*TASK GOAL:* Identify and reproduce every line holding the string "North".
* BEGIN MATERIAL SUPPLIED *
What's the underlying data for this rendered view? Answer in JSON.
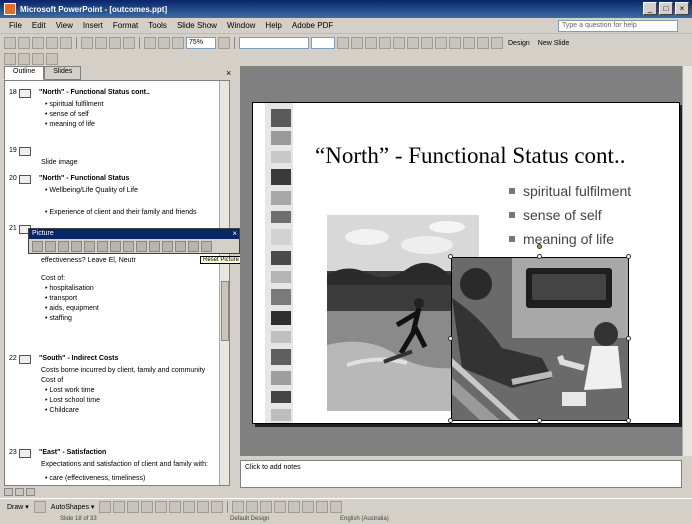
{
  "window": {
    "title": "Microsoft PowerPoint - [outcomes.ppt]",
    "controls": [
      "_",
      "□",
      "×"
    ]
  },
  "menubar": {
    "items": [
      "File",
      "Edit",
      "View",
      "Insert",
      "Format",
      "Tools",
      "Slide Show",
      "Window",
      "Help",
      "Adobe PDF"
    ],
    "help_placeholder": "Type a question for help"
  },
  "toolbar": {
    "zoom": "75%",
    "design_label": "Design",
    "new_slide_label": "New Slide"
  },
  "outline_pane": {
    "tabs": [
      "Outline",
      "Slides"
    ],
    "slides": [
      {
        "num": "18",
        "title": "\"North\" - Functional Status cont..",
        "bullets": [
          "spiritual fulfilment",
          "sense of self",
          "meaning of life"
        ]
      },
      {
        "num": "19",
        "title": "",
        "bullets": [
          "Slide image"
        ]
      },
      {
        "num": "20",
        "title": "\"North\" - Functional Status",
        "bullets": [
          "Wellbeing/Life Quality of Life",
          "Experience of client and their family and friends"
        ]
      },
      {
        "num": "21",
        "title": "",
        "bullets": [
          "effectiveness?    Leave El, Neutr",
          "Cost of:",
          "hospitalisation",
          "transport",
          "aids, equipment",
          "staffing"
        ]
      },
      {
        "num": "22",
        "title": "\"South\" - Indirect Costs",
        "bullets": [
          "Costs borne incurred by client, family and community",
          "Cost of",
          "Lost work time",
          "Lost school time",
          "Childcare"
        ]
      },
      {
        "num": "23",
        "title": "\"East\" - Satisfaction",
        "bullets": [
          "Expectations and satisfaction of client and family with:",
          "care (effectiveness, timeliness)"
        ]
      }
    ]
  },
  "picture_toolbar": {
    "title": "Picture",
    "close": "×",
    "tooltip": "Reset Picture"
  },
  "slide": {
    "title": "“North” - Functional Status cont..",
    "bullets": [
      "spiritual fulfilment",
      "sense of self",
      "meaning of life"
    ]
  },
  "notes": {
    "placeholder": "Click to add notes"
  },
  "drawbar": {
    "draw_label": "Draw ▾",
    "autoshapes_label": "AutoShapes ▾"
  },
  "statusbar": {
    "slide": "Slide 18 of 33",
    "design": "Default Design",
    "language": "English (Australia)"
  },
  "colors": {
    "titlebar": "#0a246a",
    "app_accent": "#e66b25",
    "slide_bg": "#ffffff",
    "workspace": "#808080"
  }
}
* END MATERIAL SUPPLIED *
* BEGIN MATERIAL SUPPLIED *
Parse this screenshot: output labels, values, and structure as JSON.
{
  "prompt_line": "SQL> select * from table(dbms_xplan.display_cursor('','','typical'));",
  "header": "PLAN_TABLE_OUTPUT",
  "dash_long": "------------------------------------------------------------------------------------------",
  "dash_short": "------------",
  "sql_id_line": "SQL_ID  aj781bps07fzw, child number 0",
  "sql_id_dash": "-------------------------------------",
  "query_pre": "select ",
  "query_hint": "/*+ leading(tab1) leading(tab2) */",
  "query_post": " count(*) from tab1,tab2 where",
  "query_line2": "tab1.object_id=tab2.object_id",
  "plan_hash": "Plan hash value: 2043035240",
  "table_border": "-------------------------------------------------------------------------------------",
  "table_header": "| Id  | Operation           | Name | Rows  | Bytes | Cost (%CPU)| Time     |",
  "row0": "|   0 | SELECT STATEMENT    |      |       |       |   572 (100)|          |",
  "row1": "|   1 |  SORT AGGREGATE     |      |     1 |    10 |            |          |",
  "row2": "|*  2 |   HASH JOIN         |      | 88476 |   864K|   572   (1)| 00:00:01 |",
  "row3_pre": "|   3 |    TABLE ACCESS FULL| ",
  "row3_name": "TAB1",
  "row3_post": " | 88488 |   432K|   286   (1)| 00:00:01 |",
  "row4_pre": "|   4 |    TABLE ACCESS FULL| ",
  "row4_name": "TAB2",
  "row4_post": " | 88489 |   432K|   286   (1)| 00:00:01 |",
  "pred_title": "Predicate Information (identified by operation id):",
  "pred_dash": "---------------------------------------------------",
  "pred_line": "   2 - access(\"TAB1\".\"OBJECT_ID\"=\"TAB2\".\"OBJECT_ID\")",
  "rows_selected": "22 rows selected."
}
* END MATERIAL SUPPLIED *
* BEGIN MATERIAL SUPPLIED *
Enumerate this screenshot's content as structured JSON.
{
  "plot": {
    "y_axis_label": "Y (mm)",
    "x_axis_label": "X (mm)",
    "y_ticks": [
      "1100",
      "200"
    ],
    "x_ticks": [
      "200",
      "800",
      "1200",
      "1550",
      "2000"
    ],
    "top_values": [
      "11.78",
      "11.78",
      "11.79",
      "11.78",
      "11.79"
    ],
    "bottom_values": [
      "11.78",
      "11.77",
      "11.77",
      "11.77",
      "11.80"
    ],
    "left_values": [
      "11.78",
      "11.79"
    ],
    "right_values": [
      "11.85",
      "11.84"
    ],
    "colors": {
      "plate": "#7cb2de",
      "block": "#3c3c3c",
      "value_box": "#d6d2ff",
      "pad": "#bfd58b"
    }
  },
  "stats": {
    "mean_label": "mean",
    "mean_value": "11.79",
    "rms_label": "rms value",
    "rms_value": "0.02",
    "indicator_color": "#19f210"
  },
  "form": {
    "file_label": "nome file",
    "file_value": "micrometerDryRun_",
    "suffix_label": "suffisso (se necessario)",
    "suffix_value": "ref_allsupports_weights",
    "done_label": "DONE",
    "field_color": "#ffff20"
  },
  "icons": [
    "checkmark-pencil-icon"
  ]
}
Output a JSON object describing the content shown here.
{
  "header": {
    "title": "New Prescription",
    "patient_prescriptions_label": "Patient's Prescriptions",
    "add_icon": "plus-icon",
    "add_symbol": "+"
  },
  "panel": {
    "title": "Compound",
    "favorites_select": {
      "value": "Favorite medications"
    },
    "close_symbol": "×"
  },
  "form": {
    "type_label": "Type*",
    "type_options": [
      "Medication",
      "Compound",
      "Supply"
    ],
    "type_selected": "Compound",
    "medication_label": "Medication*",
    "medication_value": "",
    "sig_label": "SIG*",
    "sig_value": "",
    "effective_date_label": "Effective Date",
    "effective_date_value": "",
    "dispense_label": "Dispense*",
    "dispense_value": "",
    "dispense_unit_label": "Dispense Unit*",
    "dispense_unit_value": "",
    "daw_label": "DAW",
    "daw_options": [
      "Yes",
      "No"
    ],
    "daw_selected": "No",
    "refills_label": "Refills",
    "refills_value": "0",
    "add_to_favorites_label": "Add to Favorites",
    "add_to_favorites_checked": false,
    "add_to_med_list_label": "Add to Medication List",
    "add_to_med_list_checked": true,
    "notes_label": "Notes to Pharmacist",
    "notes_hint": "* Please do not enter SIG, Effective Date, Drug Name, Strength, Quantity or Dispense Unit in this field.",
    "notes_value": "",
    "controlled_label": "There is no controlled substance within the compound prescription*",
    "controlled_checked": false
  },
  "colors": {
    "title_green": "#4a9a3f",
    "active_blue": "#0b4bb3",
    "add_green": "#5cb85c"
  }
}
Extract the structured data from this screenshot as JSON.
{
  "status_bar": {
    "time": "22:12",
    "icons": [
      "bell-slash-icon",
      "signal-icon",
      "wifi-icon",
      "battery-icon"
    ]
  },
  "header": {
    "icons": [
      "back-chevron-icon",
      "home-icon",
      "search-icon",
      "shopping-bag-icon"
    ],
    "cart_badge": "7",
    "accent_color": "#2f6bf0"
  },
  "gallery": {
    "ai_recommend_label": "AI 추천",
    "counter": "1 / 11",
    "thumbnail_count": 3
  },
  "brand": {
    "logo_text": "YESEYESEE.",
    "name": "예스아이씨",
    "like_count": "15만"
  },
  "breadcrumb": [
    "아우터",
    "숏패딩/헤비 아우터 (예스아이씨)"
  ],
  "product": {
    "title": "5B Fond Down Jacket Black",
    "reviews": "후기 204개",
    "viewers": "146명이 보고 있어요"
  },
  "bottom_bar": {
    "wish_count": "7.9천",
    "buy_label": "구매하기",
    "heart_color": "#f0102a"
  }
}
* END MATERIAL SUPPLIED *
*THE SOLUTION:*
        "title": "\"North\" - Functional Status cont..",
        "title": "\"North\" - Functional Status",
    "title": "“North” - Functional Status cont..",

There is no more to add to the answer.